● **Provided data**:

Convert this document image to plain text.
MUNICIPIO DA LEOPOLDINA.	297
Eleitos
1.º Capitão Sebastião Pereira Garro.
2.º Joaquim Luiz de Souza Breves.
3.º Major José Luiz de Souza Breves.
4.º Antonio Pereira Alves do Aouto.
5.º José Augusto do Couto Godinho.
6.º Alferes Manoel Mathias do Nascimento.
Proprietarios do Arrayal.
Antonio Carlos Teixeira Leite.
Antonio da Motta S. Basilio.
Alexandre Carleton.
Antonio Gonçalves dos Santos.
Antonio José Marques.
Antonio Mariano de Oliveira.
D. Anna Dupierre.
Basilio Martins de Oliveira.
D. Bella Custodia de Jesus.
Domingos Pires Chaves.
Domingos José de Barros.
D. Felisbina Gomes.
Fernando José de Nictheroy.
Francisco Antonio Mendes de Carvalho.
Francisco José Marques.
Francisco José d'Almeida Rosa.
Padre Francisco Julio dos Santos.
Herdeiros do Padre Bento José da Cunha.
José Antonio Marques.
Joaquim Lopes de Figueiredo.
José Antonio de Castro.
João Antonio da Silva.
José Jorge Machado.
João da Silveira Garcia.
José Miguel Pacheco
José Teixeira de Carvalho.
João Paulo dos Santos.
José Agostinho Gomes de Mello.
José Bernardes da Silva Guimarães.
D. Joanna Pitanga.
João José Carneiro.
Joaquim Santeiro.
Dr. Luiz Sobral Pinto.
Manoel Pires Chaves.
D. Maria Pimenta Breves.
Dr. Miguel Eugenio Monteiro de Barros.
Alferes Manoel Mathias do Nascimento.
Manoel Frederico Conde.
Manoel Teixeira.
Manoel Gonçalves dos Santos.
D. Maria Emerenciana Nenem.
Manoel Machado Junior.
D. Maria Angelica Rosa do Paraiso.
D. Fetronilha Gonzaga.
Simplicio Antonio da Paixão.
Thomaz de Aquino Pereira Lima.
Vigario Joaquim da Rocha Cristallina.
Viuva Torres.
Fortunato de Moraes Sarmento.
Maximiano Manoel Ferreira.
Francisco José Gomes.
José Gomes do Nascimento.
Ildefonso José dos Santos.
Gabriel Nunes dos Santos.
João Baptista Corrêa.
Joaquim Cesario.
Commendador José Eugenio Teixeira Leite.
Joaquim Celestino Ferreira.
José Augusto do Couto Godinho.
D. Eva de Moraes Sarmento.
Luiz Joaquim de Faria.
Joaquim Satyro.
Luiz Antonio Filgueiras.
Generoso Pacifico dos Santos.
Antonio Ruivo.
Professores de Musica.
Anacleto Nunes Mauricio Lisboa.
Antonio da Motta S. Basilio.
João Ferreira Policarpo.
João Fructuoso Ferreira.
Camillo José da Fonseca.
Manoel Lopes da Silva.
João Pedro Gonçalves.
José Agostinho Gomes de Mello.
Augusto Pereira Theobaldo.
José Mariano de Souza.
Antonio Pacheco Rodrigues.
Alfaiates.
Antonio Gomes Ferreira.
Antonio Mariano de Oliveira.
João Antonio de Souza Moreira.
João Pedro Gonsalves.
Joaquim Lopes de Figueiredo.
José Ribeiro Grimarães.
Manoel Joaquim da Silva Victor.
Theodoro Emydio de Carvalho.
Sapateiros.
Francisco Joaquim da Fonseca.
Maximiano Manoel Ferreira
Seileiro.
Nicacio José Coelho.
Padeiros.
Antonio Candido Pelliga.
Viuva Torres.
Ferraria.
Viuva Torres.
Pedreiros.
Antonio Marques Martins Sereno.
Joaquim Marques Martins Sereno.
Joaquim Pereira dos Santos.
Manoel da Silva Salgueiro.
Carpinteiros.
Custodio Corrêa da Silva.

● **Prompt**:
Every line above should be printed again exactly as it stands.

● **Result of the exercise**:
Convert this document image to plain text.
MUNICIPIO DA LEOPOLDINA.	297
Eleitos
1.º Capitão Sebastião Pereira Garro.
2.º Joaquim Luiz de Souza Breves.
3.º Major José Luiz de Souza Breves.
4.º Antonio Pereira Alves do Aouto.
5.º José Augusto do Couto Godinho.
6.º Alferes Manoel Mathias do Nascimento.
Proprietarios do Arrayal.
Antonio Carlos Teixeira Leite.
Antonio da Motta S. Basilio.
Alexandre Carleton.
Antonio Gonçalves dos Santos.
Antonio José Marques.
Antonio Mariano de Oliveira.
D. Anna Dupierre.
Basilio Martins de Oliveira.
D. Bella Custodia de Jesus.
Domingos Pires Chaves.
Domingos José de Barros.
D. Felisbina Gomes.
Fernando José de Nictheroy.
Francisco Antonio Mendes de Carvalho.
Francisco José Marques.
Francisco José d'Almeida Rosa.
Padre Francisco Julio dos Santos.
Herdeiros do Padre Bento José da Cunha.
José Antonio Marques.
Joaquim Lopes de Figueiredo.
José Antonio de Castro.
João Antonio da Silva.
José Jorge Machado.
João da Silveira Garcia.
José Miguel Pacheco
José Teixeira de Carvalho.
João Paulo dos Santos.
José Agostinho Gomes de Mello.
José Bernardes da Silva Guimarães.
D. Joanna Pitanga.
João José Carneiro.
Joaquim Santeiro.
Dr. Luiz Sobral Pinto.
Manoel Pires Chaves.
D. Maria Pimenta Breves.
Dr. Miguel Eugenio Monteiro de Barros.
Alferes Manoel Mathias do Nascimento.
Manoel Frederico Conde.
Manoel Teixeira.
Manoel Gonçalves dos Santos.
D. Maria Emerenciana Nenem.
Manoel Machado Junior.
D. Maria Angelica Rosa do Paraiso.
D. Fetronilha Gonzaga.
Simplicio Antonio da Paixão.
Thomaz de Aquino Pereira Lima.
Vigario Joaquim da Rocha Cristallina.
Viuva Torres.
Fortunato de Moraes Sarmento.
Maximiano Manoel Ferreira.
Francisco José Gomes.
José Gomes do Nascimento.
Ildefonso José dos Santos.
Gabriel Nunes dos Santos.
João Baptista Corrêa.
Joaquim Cesario.
Commendador José Eugenio Teixeira Leite.
Joaquim Celestino Ferreira.
José Augusto do Couto Godinho.
D. Eva de Moraes Sarmento.
Luiz Joaquim de Faria.
Joaquim Satyro.
Luiz Antonio Filgueiras.
Generoso Pacifico dos Santos.
Antonio Ruivo.
Professores de Musica.
Anacleto Nunes Mauricio Lisboa.
Antonio da Motta S. Basilio.
João Ferreira Policarpo.
João Fructuoso Ferreira.
Camillo José da Fonseca.
Manoel Lopes da Silva.
João Pedro Gonçalves.
José Agostinho Gomes de Mello.
Augusto Pereira Theobaldo.
José Mariano de Souza.
Antonio Pacheco Rodrigues.
Alfaiates.
Antonio Gomes Ferreira.
Antonio Mariano de Oliveira.
João Antonio de Souza Moreira.
João Pedro Gonsalves.
Joaquim Lopes de Figueiredo.
José Ribeiro Grimarães.
Manoel Joaquim da Silva Victor.
Theodoro Emydio de Carvalho.
Sapateiros.
Francisco Joaquim da Fonseca.
Maximiano Manoel Ferreira
Seileiro.
Nicacio José Coelho.
Padeiros.
Antonio Candido Pelliga.
Viuva Torres.
Ferraria.
Viuva Torres.
Pedreiros.
Antonio Marques Martins Sereno.
Joaquim Marques Martins Sereno.
Joaquim Pereira dos Santos.
Manoel da Silva Salgueiro.
Carpinteiros.
Custodio Corrêa da Silva.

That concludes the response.